The girl's mother repeatedly screamed, "You people suck!" and stormed out of the courtroom Monday.

Rambold, now 54, was charged in October 2008 with three counts of sexual intercourse without consent alleging that he had an ongoing sexual relationship with Cherice Morales, starting the previous year when she was 14.

Morales took her own life in February 2010 while the case was pending.

In July 2010, Rambold entered a three-year deferred prosecution agreement with prosecutors that said the charges would be dismissed if Rambold completed a sex offender treatment program and met other conditions, including having no contact with children. He also admitted to one rape charge.

The case was revived last December when prosecutors learned Rambold had been terminated from the sex offender treatment program.

The judge said he listened to statements given by Morales before her death and believed that while she was a troubled youth, she was "as much in control of the situation" as Rambold and was "older than her chronological age."

NH MAN SENTENCED, POSTED POT VIDS WITH FACE, NAME: AUBURN, N.H. (AP) — A New Hampshire man who inadvertently revealed his identity in anonymous online videos about his marijuana-growing operation has been sentenced to jail.

Police say Kyle Berry's how-to-grow-marijuana videos on YouTube were posted anonymously last fall, but his face was reflected off a shiny surface and a package showed his name.

Berry, of Auburn, pleaded guilty to manufacturing a controlled drug.

WMUR-TV reports (http://bit.ly/17jV8rD) Berry said he was growing the marijuana for his own use. Judge Marguerite Wageling says she had a hard time believing that, but agreed with Berry's lawyer that he was not a drug kingpin.

FACEBOOK: GOVERNMENTS DEMANDED DATA ON 38K USERS: WASHINGTON (AP) — Government agents in 74 countries demanded information on about 38,000 Facebook users in the first half of this year, with about half the orders coming from authorities in the United States, the company said Tuesday.

The social-networking giant is the latest technology company to release figures on how often governments seek information about its customers. Microsoft and Google have done the same.

As with the other companies, it's hard to discern much from Facebook's data, besides the fact that, as users around the globe flocked to the world's largest social network, police and intelligence agencies followed.

Facebook and Twitter have become organizing platforms for activists and, as such, have become targets for governments. During anti-government protests in Turkey in May and June, Turkish Prime Minister Recep Tayyip Erdogan called social media "the worst menace to society."

- [Data for recognizing document structure]:

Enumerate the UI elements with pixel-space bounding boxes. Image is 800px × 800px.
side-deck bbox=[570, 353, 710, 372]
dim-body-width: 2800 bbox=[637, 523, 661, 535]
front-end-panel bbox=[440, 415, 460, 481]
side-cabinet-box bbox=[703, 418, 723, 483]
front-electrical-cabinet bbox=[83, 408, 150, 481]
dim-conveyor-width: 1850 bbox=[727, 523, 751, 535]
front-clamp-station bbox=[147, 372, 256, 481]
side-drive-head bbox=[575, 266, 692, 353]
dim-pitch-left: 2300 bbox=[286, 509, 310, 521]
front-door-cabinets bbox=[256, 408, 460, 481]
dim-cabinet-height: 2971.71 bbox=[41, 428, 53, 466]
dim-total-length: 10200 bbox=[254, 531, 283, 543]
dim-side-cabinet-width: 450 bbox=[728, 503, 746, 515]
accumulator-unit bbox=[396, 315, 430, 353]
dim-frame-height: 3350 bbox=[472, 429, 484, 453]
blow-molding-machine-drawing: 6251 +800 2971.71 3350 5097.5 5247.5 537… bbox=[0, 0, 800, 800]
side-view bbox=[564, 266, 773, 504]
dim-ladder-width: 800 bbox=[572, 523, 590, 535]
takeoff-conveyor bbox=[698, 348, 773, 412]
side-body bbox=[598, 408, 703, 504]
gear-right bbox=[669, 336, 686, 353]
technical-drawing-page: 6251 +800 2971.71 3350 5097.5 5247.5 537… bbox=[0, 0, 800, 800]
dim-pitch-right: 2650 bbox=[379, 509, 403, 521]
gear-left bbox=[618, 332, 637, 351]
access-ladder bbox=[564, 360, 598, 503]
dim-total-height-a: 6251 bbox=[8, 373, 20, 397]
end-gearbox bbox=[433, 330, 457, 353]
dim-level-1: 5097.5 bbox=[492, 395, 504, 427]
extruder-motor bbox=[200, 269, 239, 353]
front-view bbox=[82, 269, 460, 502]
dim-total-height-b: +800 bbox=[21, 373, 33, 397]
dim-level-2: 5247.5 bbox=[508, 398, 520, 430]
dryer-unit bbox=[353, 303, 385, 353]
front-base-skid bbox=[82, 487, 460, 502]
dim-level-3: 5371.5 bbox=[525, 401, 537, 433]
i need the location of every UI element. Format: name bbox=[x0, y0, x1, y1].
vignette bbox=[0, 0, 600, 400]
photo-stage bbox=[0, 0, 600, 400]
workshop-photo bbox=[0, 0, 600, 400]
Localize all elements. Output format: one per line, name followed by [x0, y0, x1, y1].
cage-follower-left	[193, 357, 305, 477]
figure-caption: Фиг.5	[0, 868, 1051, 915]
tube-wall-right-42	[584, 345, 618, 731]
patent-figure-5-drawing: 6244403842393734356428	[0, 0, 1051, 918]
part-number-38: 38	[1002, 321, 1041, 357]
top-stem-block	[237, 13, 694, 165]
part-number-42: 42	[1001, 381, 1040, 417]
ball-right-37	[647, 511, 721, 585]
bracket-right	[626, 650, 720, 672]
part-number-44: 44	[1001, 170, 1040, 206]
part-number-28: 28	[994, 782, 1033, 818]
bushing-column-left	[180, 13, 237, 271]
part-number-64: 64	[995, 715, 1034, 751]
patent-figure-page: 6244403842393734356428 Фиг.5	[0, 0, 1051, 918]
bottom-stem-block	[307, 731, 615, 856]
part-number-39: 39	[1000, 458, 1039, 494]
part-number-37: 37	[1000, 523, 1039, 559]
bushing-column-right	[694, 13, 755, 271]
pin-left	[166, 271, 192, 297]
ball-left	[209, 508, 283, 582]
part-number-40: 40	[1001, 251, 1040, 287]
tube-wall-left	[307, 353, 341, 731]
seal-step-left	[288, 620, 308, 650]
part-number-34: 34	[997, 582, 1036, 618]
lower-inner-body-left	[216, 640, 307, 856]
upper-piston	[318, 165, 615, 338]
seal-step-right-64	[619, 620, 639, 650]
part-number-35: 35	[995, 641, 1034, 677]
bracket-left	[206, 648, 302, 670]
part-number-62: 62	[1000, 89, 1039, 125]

- [Task 1]:
According to the news excerpt, in what month and year did Rambold enter the deferred prosecution agreement?
- [Task 2]:
Write out the part of the news excerpt between "Police say Kyle" and "a controlled drug.", inclusive.
Answer from the news excerpt alone, without using the data.

- [Final answer 1]:
July 2010

- [Final answer 2]:
Police say Kyle Berry's how-to-grow-marijuana videos on YouTube were posted anonymously last fall, but his face was reflected off a shiny surface and a package showed his name.

Berry, of Auburn, pleaded guilty to manufacturing a controlled drug.